OBJECTIVE
Find how many lines in the material hold the word "helping", then state that number and nothing more.
#### SUPPLIED DATA
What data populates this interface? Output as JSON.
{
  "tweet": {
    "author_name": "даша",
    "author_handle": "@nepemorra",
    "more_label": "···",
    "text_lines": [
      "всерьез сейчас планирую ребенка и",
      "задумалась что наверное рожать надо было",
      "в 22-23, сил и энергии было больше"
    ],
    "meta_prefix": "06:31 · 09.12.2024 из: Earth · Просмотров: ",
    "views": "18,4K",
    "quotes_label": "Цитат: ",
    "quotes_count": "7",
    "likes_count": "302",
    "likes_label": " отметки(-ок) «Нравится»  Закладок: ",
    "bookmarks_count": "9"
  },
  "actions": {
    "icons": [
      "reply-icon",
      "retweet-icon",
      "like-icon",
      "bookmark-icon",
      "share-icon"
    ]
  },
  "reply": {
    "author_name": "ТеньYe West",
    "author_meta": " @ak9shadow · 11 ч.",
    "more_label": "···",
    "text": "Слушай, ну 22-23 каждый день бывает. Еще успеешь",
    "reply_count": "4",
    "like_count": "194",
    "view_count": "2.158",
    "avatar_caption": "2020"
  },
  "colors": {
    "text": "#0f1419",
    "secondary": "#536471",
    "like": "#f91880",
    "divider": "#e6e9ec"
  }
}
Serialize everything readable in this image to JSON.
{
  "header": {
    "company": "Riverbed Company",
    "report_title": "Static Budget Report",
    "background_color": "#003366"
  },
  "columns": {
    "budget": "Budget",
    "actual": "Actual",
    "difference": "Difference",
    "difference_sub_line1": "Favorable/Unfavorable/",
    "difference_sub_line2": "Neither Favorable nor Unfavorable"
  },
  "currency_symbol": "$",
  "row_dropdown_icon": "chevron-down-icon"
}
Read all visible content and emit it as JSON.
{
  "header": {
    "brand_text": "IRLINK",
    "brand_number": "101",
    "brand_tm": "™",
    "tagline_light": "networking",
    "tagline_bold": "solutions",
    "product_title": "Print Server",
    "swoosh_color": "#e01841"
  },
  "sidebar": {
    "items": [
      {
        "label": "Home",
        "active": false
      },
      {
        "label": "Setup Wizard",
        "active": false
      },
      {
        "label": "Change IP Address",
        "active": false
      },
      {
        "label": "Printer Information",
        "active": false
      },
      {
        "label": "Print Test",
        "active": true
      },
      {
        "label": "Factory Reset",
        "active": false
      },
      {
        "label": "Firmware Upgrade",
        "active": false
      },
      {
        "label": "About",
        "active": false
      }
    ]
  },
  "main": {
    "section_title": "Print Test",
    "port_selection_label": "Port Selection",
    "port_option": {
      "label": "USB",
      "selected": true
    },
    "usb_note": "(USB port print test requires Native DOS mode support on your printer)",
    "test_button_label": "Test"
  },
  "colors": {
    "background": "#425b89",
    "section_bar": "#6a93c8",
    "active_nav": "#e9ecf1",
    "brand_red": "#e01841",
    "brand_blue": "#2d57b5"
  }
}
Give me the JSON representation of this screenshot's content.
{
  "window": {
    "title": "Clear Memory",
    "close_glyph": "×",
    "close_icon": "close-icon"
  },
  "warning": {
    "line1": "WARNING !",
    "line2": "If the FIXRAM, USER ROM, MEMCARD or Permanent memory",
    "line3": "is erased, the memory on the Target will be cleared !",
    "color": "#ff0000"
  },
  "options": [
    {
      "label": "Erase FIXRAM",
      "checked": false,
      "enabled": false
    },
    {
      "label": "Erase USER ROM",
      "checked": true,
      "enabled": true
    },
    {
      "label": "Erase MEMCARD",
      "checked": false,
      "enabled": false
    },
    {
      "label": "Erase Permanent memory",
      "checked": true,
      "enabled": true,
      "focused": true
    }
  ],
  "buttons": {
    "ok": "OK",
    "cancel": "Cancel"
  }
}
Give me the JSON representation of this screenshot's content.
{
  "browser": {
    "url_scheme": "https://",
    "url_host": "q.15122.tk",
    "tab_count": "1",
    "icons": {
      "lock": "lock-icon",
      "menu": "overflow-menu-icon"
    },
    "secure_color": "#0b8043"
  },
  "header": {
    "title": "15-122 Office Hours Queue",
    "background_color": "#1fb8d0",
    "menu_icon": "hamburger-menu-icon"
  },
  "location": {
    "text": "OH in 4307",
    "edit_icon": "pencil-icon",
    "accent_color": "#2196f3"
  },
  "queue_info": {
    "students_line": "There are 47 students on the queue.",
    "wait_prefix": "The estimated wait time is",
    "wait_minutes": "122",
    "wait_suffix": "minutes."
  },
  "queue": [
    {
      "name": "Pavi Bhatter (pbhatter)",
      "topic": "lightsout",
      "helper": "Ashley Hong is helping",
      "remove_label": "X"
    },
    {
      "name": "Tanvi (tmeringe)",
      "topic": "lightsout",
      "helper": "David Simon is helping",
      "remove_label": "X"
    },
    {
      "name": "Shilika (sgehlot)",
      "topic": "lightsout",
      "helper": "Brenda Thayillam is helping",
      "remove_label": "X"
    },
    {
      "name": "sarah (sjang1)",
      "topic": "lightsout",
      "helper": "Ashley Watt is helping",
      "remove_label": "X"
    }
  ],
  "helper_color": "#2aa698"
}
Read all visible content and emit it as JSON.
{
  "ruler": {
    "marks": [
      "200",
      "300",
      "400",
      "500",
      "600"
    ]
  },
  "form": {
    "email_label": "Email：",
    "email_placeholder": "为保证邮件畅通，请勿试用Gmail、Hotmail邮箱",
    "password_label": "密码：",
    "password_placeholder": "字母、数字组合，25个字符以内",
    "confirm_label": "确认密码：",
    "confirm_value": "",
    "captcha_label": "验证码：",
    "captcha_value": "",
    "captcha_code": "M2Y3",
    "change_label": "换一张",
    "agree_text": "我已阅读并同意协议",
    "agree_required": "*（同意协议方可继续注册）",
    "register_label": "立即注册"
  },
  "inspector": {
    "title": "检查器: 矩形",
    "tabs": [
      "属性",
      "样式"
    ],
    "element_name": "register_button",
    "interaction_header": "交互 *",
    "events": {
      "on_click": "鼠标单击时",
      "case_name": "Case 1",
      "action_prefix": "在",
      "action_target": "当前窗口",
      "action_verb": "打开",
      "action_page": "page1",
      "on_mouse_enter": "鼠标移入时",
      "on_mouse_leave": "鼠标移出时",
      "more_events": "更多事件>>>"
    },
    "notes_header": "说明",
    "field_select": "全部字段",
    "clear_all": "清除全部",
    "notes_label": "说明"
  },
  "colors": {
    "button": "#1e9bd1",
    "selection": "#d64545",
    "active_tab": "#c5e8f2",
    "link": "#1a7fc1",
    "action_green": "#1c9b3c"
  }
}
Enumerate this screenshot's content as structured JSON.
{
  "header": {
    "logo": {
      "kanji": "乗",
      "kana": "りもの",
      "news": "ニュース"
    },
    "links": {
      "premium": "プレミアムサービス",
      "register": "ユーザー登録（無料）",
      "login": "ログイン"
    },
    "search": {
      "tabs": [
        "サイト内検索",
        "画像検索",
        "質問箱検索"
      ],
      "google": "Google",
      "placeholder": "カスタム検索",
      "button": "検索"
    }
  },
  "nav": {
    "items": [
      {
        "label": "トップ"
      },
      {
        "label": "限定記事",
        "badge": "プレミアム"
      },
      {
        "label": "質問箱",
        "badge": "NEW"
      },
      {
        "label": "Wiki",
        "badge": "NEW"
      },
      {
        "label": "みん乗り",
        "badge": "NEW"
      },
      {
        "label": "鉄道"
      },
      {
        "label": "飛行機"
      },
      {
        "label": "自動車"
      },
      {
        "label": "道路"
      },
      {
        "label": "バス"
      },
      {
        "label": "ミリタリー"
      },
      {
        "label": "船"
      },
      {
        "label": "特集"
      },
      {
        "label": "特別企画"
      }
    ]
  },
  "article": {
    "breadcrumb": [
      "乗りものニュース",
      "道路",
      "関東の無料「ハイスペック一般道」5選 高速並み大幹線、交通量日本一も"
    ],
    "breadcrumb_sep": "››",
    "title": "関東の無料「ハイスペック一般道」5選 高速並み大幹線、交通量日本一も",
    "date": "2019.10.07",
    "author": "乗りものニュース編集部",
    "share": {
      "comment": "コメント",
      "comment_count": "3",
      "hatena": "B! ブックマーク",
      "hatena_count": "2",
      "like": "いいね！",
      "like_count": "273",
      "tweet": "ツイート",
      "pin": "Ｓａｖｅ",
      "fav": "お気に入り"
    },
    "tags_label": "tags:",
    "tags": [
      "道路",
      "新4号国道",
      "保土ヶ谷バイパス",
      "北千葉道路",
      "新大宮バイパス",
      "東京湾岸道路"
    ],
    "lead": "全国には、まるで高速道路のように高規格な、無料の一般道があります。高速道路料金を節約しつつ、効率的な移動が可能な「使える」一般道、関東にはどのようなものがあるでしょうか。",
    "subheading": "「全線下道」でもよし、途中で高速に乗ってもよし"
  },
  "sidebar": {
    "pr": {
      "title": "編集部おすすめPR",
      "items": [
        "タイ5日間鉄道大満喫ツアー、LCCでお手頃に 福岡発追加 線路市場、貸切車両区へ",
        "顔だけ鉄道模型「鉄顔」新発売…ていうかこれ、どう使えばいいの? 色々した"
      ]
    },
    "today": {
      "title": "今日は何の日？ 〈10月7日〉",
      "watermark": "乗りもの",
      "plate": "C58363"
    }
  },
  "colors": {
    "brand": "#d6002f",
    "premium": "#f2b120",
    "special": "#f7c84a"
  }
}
########
RESULT
4